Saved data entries
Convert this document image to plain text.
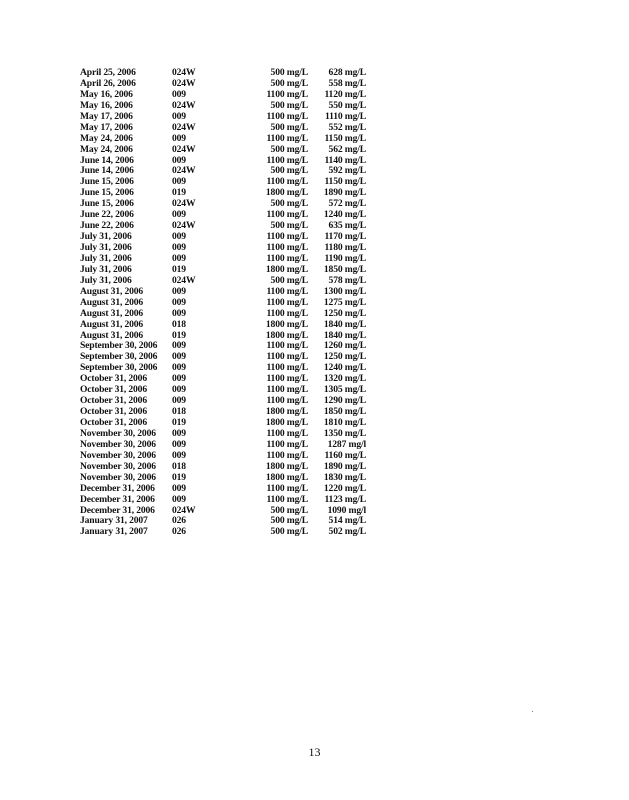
April 25, 2006	024W	500 mg/L	628 mg/L
April 26, 2006	024W	500 mg/L	558 mg/L
May 16, 2006	009	1100 mg/L	1120 mg/L
May 16, 2006	024W	500 mg/L	550 mg/L
May 17, 2006	009	1100 mg/L	1110 mg/L
May 17, 2006	024W	500 mg/L	552 mg/L
May 24, 2006	009	1100 mg/L	1150 mg/L
May 24, 2006	024W	500 mg/L	562 mg/L
June 14, 2006	009	1100 mg/L	1140 mg/L
June 14, 2006	024W	500 mg/L	592 mg/L
June 15, 2006	009	1100 mg/L	1150 mg/L
June 15, 2006	019	1800 mg/L	1890 mg/L
June 15, 2006	024W	500 mg/L	572 mg/L
June 22, 2006	009	1100 mg/L	1240 mg/L
June 22, 2006	024W	500 mg/L	635 mg/L
July 31, 2006	009	1100 mg/L	1170 mg/L
July 31, 2006	009	1100 mg/L	1180 mg/L
July 31, 2006	009	1100 mg/L	1190 mg/L
July 31, 2006	019	1800 mg/L	1850 mg/L
July 31, 2006	024W	500 mg/L	578 mg/L
August 31, 2006	009	1100 mg/L	1300 mg/L
August 31, 2006	009	1100 mg/L	1275 mg/L
August 31, 2006	009	1100 mg/L	1250 mg/L
August 31, 2006	018	1800 mg/L	1840 mg/L
August 31, 2006	019	1800 mg/L	1840 mg/L
September 30, 2006	009	1100 mg/L	1260 mg/L
September 30, 2006	009	1100 mg/L	1250 mg/L
September 30, 2006	009	1100 mg/L	1240 mg/L
October 31, 2006	009	1100 mg/L	1320 mg/L
October 31, 2006	009	1100 mg/L	1305 mg/L
October 31, 2006	009	1100 mg/L	1290 mg/L
October 31, 2006	018	1800 mg/L	1850 mg/L
October 31, 2006	019	1800 mg/L	1810 mg/L
November 30, 2006	009	1100 mg/L	1350 mg/L
November 30, 2006	009	1100 mg/L	1287 mg/l
November 30, 2006	009	1100 mg/L	1160 mg/L
November 30, 2006	018	1800 mg/L	1890 mg/L
November 30, 2006	019	1800 mg/L	1830 mg/L
December 31, 2006	009	1100 mg/L	1220 mg/L
December 31, 2006	009	1100 mg/L	1123 mg/L
December 31, 2006	024W	500 mg/L	1090 mg/l
January 31, 2007	026	500 mg/L	514 mg/L
January 31, 2007	026	500 mg/L	502 mg/L
13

### EXERCISE PROMPT
Search the entries for the word "July" and copy every line that has it.

### ANSWER TO THE TASK
July 31, 2006	009	1100 mg/L	1170 mg/L
July 31, 2006	009	1100 mg/L	1180 mg/L
July 31, 2006	009	1100 mg/L	1190 mg/L
July 31, 2006	019	1800 mg/L	1850 mg/L
July 31, 2006	024W	500 mg/L	578 mg/L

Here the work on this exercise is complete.